Each line of the data that includes the string "nhất" is to be copied out.

_ _ _ _ _ _ _

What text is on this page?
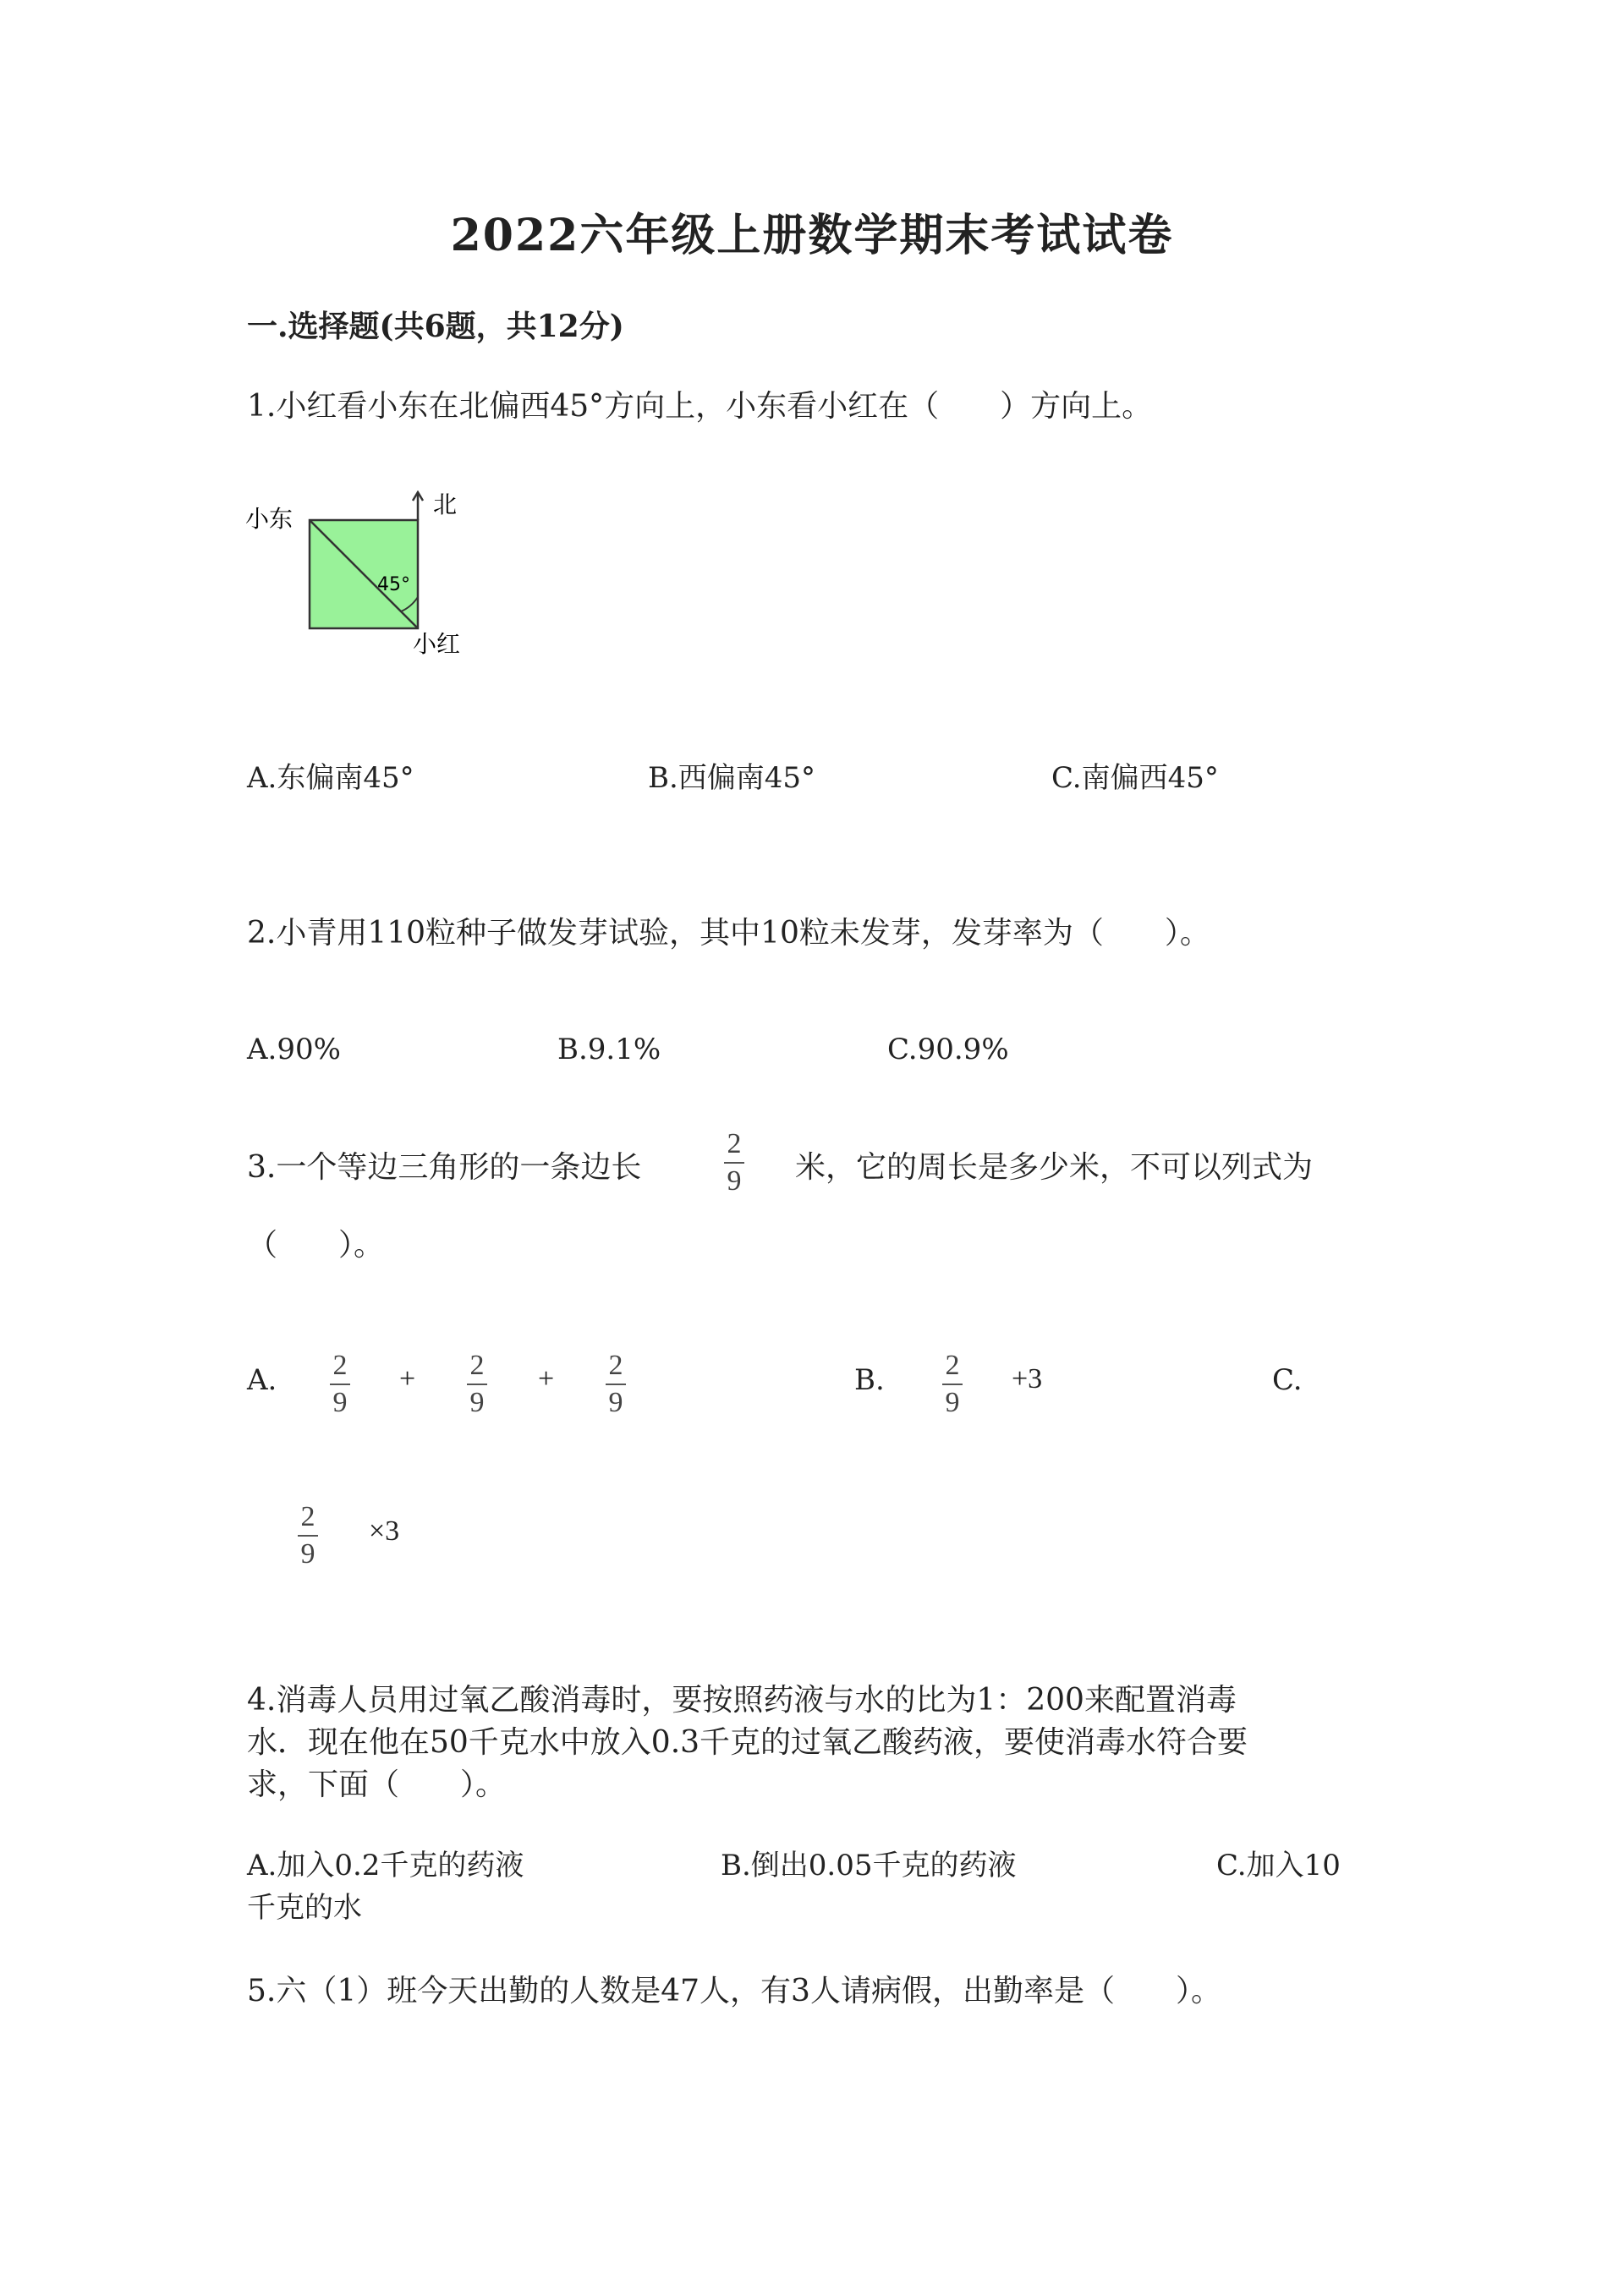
2022六年级上册数学期末考试试卷
一.选择题(共6题，共12分)
1.小红看小东在北偏西45°方向上，小东看小红在（　　）方向上。
小东
北
45°
小红
A.东偏南45°	B.西偏南45°	C.南偏西45°
2.小青用110粒种子做发芽试验，其中10粒未发芽，发芽率为（　　）。
A.90%	B.9.1%	C.90.9%
3.一个等边三角形的一条边长
2
9 米，它的周长是多少米，不可以列式为
（　　）。
A. 2
9
+ 2
9
+ 2
9
B. 2
9
+3	C.
2
9
×3
4.消毒人员用过氧乙酸消毒时，要按照药液与水的比为1：200来配置消毒
水．现在他在50千克水中放入0.3千克的过氧乙酸药液，要使消毒水符合要
求，下面（　　）。
A.加入0.2千克的药液	B.倒出0.05千克的药液	C.加入10
千克的水
5.六（1）班今天出勤的人数是47人，有3人请病假，出勤率是（　　）。
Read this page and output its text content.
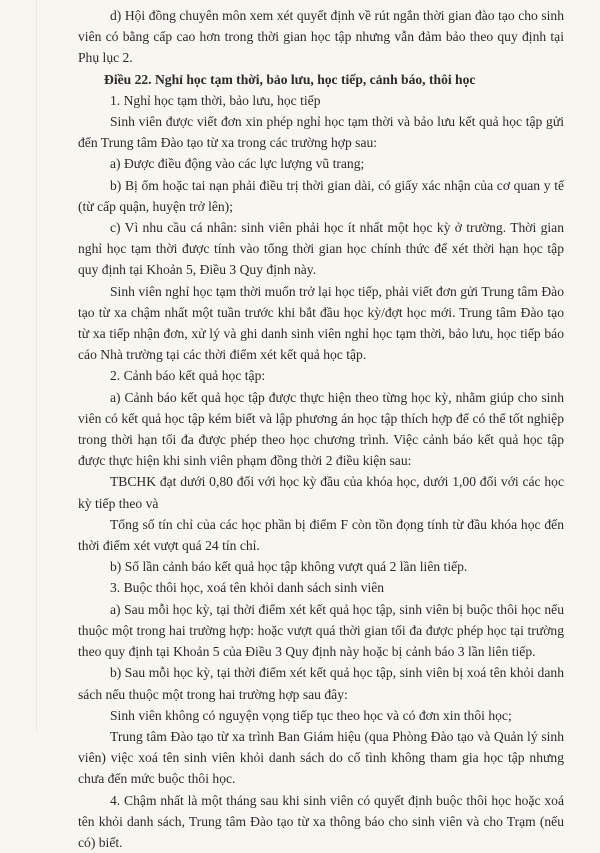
d) Hội đồng chuyên môn xem xét quyết định về rút ngắn thời gian đào tạo cho sinh viên có bằng cấp cao hơn trong thời gian học tập nhưng vẫn đảm bảo theo quy định tại Phụ lục 2.

Điều 22. Nghỉ học tạm thời, bảo lưu, học tiếp, cảnh báo, thôi học

1. Nghỉ học tạm thời, bảo lưu, học tiếp

Sinh viên được viết đơn xin phép nghỉ học tạm thời và bảo lưu kết quả học tập gửi đến Trung tâm Đào tạo từ xa trong các trường hợp sau:

a) Được điều động vào các lực lượng vũ trang;

b) Bị ốm hoặc tai nạn phải điều trị thời gian dài, có giấy xác nhận của cơ quan y tế (từ cấp quận, huyện trở lên);

c) Vì nhu cầu cá nhân: sinh viên phải học ít nhất một học kỳ ở trường. Thời gian nghỉ học tạm thời được tính vào tổng thời gian học chính thức để xét thời hạn học tập quy định tại Khoản 5, Điều 3 Quy định này.

Sinh viên nghỉ học tạm thời muốn trở lại học tiếp, phải viết đơn gửi Trung tâm Đào tạo từ xa chậm nhất một tuần trước khi bắt đầu học kỳ/đợt học mới. Trung tâm Đào tạo từ xa tiếp nhận đơn, xử lý và ghi danh sinh viên nghỉ học tạm thời, bảo lưu, học tiếp báo cáo Nhà trường tại các thời điểm xét kết quả học tập.

2. Cảnh báo kết quả học tập:

a) Cảnh báo kết quả học tập được thực hiện theo từng học kỳ, nhằm giúp cho sinh viên có kết quả học tập kém biết và lập phương án học tập thích hợp để có thể tốt nghiệp trong thời hạn tối đa được phép theo học chương trình. Việc cảnh báo kết quả học tập được thực hiện khi sinh viên phạm đồng thời 2 điều kiện sau:

TBCHK đạt dưới 0,80 đối với học kỳ đầu của khóa học, dưới 1,00 đối với các học kỳ tiếp theo và

Tổng số tín chỉ của các học phần bị điểm F còn tồn đọng tính từ đầu khóa học đến thời điểm xét vượt quá 24 tín chỉ.

b) Số lần cảnh báo kết quả học tập không vượt quá 2 lần liên tiếp.

3. Buộc thôi học, xoá tên khỏi danh sách sinh viên

a) Sau mỗi học kỳ, tại thời điểm xét kết quả học tập, sinh viên bị buộc thôi học nếu thuộc một trong hai trường hợp: hoặc vượt quá thời gian tối đa được phép học tại trường theo quy định tại Khoản 5 của Điều 3 Quy định này hoặc bị cảnh báo 3 lần liên tiếp.

b) Sau mỗi học kỳ, tại thời điểm xét kết quả học tập, sinh viên bị xoá tên khỏi danh sách nếu thuộc một trong hai trường hợp sau đây:

Sinh viên không có nguyện vọng tiếp tục theo học và có đơn xin thôi học;

Trung tâm Đào tạo từ xa trình Ban Giám hiệu (qua Phòng Đào tạo và Quản lý sinh viên) việc xoá tên sinh viên khỏi danh sách do cố tình không tham gia học tập nhưng chưa đến mức buộc thôi học.

4. Chậm nhất là một tháng sau khi sinh viên có quyết định buộc thôi học hoặc xoá tên khỏi danh sách, Trung tâm Đào tạo từ xa thông báo cho sinh viên và cho Trạm (nếu có) biết.
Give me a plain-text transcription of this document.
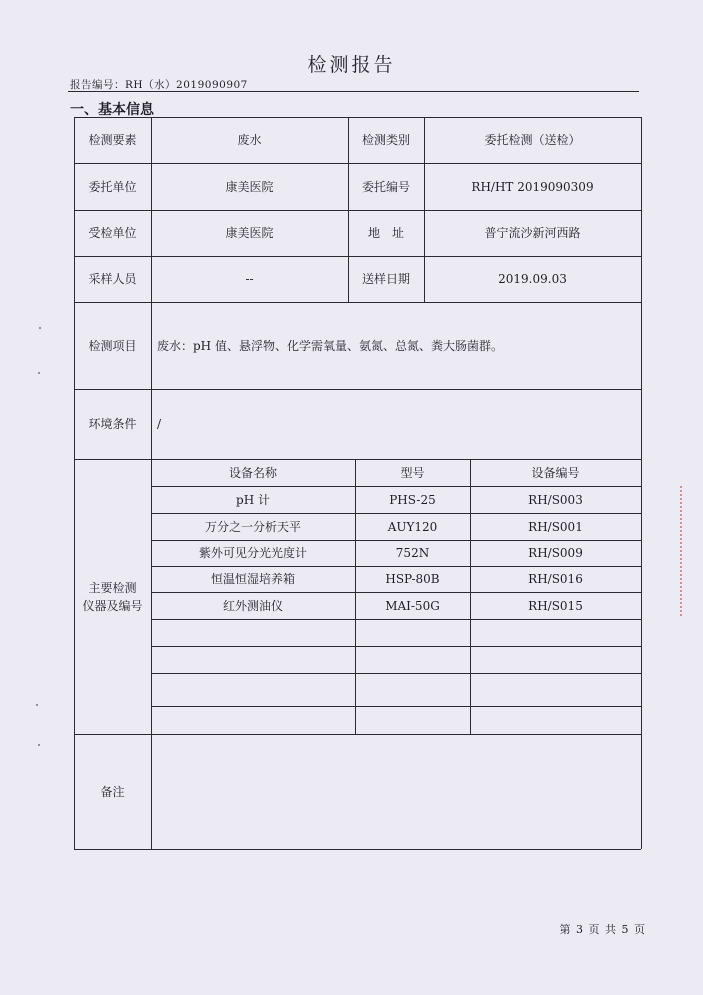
检测报告
报告编号：RH（水）2019090907
一、基本信息
检测要素	废水	检测类别	委托检测（送检）
委托单位	康美医院	委托编号	RH/HT 2019090309
受检单位	康美医院	地　址	普宁流沙新河西路
采样人员	--	送样日期	2019.09.03
检测项目	废水：pH 值、悬浮物、化学需氧量、氨氮、总氮、粪大肠菌群。
环境条件	/
主要检测
仪器及编号
设备名称	型号	设备编号
pH 计	PHS-25	RH/S003
万分之一分析天平	AUY120	RH/S001
紫外可见分光光度计	752N	RH/S009
恒温恒湿培养箱	HSP-80B	RH/S016
红外测油仪	MAI-50G	RH/S015
备注
第 3 页 共 5 页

_ _ _ _ _ _ _

● Task result
c) Vì nhu cầu cá nhân: sinh viên phải học ít nhất một học kỳ ở trường. Thời gian nghỉ học tạm thời được tính vào tổng thời gian học chính thức để xét thời hạn học tập quy định tại Khoản 5, Điều 3 Quy định này.
Sinh viên nghỉ học tạm thời muốn trở lại học tiếp, phải viết đơn gửi Trung tâm Đào tạo từ xa chậm nhất một tuần trước khi bắt đầu học kỳ/đợt học mới. Trung tâm Đào tạo từ xa tiếp nhận đơn, xử lý và ghi danh sinh viên nghỉ học tạm thời, bảo lưu, học tiếp báo cáo Nhà trường tại các thời điểm xét kết quả học tập.
4. Chậm nhất là một tháng sau khi sinh viên có quyết định buộc thôi học hoặc xoá tên khỏi danh sách, Trung tâm Đào tạo từ xa thông báo cho sinh viên và cho Trạm (nếu có) biết.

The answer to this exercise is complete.